Dataset rows about figures

····················

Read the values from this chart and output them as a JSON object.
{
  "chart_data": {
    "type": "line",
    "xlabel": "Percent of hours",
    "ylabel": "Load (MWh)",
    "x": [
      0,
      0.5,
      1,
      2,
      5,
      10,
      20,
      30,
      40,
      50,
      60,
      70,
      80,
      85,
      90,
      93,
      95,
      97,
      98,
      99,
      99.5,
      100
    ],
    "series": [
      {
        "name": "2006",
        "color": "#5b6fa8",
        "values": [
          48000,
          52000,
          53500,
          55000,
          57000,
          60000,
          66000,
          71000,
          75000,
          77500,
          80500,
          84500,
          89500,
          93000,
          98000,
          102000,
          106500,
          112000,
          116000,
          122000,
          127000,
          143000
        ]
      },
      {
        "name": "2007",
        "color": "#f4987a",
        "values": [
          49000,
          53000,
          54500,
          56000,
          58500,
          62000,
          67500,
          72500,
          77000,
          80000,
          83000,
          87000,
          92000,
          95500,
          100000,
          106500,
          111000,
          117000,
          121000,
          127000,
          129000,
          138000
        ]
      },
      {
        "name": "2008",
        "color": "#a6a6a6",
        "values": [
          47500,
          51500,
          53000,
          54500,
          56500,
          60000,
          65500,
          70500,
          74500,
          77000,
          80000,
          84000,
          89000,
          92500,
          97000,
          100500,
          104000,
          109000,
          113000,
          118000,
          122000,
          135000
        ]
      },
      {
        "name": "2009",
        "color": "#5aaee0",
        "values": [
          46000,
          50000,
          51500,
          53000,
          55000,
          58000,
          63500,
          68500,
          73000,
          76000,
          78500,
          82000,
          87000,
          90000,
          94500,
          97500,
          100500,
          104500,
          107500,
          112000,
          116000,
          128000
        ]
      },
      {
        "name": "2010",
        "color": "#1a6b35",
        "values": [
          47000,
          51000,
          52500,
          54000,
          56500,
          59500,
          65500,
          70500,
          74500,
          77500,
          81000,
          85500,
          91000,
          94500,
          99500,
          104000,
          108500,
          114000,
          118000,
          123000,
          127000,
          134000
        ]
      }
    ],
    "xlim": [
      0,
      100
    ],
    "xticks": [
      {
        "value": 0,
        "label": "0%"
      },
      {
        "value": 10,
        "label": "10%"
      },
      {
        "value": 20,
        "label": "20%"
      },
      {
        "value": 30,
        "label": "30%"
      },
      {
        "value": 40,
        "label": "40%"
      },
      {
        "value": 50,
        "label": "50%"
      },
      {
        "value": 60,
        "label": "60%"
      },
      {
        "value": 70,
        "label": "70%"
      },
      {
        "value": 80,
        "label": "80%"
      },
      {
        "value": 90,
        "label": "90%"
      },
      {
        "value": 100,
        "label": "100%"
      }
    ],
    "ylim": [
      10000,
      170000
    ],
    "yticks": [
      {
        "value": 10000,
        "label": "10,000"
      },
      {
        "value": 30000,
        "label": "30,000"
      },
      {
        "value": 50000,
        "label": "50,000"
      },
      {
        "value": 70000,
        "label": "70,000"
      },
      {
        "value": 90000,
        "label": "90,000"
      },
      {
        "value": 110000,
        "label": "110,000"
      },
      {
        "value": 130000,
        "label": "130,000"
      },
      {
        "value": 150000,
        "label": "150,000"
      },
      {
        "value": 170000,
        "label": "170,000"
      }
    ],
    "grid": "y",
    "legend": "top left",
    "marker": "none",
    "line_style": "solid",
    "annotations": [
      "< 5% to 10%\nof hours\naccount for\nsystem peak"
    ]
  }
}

····················

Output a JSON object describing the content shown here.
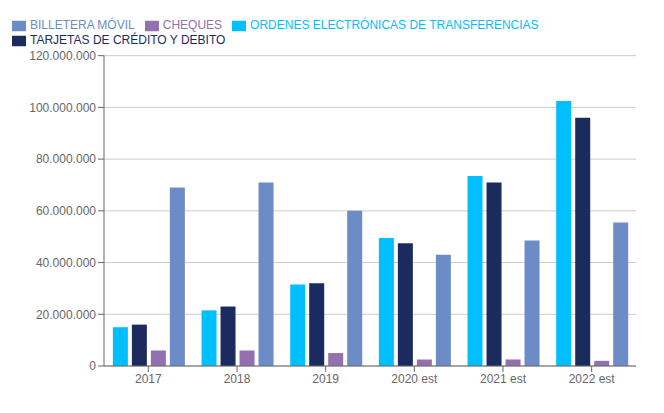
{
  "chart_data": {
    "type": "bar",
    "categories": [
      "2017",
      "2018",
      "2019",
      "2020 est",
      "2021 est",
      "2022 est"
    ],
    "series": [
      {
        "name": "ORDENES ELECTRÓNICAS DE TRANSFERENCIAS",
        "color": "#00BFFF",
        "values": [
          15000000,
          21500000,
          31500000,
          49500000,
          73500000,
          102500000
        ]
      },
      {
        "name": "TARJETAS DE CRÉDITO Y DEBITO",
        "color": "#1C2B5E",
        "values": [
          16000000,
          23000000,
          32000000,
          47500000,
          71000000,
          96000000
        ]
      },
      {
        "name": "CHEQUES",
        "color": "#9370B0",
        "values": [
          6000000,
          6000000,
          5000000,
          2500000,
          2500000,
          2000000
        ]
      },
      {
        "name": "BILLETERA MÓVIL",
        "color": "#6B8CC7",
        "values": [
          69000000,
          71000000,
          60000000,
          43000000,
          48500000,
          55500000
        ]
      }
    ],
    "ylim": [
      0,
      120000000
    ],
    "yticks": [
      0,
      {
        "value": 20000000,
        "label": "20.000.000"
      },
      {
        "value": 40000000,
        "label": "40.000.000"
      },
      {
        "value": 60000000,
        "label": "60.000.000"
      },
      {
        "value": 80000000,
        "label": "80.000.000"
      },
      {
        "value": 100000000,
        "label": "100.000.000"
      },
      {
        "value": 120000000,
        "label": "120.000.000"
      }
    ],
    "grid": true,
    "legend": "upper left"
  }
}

····················

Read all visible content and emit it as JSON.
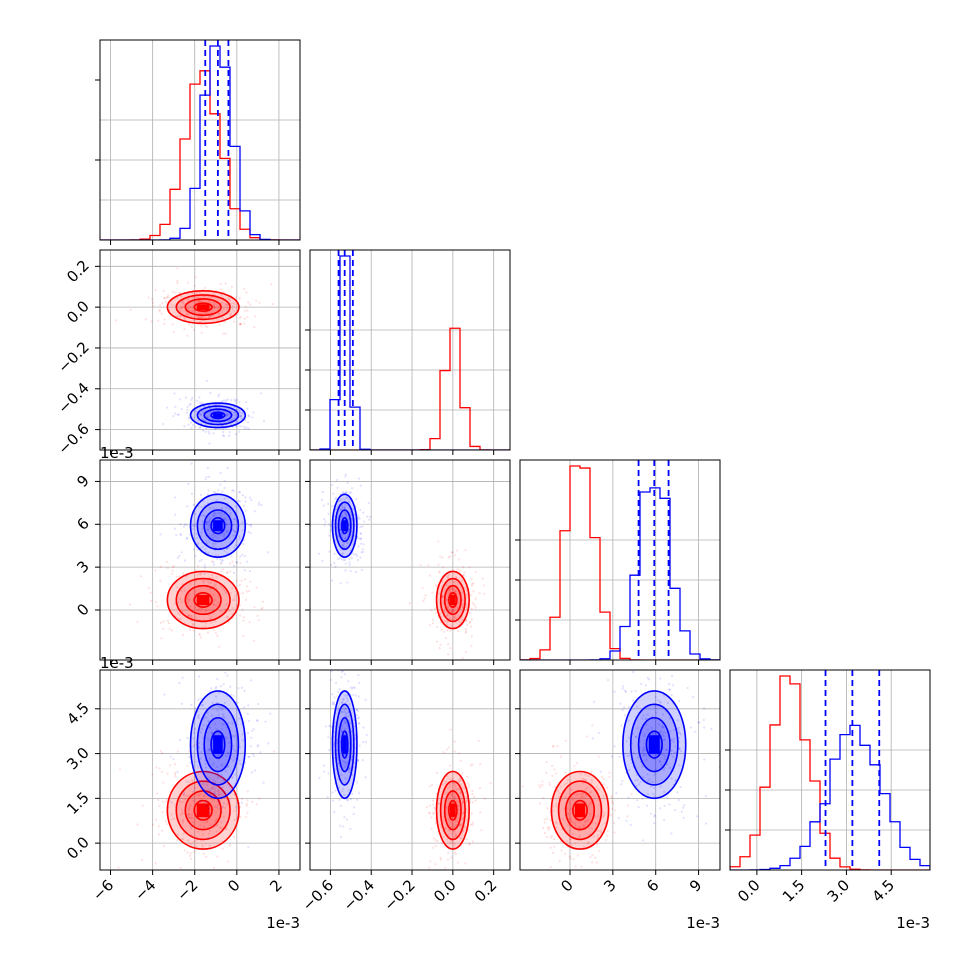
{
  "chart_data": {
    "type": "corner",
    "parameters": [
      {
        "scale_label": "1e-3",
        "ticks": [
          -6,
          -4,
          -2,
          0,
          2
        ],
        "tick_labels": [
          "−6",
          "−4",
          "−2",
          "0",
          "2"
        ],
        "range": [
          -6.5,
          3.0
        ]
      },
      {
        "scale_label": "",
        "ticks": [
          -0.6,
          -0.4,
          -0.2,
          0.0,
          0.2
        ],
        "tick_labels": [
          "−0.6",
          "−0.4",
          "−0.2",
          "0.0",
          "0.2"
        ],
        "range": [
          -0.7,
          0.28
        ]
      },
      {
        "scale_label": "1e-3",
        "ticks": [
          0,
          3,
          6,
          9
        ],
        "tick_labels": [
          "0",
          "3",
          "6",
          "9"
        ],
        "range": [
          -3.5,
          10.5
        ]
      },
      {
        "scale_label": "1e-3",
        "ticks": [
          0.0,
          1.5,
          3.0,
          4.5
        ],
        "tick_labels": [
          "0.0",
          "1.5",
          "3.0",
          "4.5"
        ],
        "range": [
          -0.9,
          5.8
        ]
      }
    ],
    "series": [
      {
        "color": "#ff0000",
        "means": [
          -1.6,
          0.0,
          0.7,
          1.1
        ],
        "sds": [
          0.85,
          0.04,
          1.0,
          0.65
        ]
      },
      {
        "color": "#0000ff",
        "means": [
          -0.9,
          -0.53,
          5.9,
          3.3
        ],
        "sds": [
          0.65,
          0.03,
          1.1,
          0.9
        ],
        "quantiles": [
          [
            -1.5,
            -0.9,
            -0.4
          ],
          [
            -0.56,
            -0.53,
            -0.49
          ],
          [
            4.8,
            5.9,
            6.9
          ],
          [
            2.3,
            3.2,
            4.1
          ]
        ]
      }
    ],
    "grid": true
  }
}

····················

**WHAT IS EXPECTED:** Above are the records. Copy every line in them holding "name".

**SOLUTION FOR THIS EXERCISE:**
        "name": "2006",
        "name": "2007",
        "name": "2008",
        "name": "2009",
        "name": "2010",
        "name": "ORDENES ELECTRÓNICAS DE TRANSFERENCIAS",
        "name": "TARJETAS DE CRÉDITO Y DEBITO",
        "name": "CHEQUES",
        "name": "BILLETERA MÓVIL",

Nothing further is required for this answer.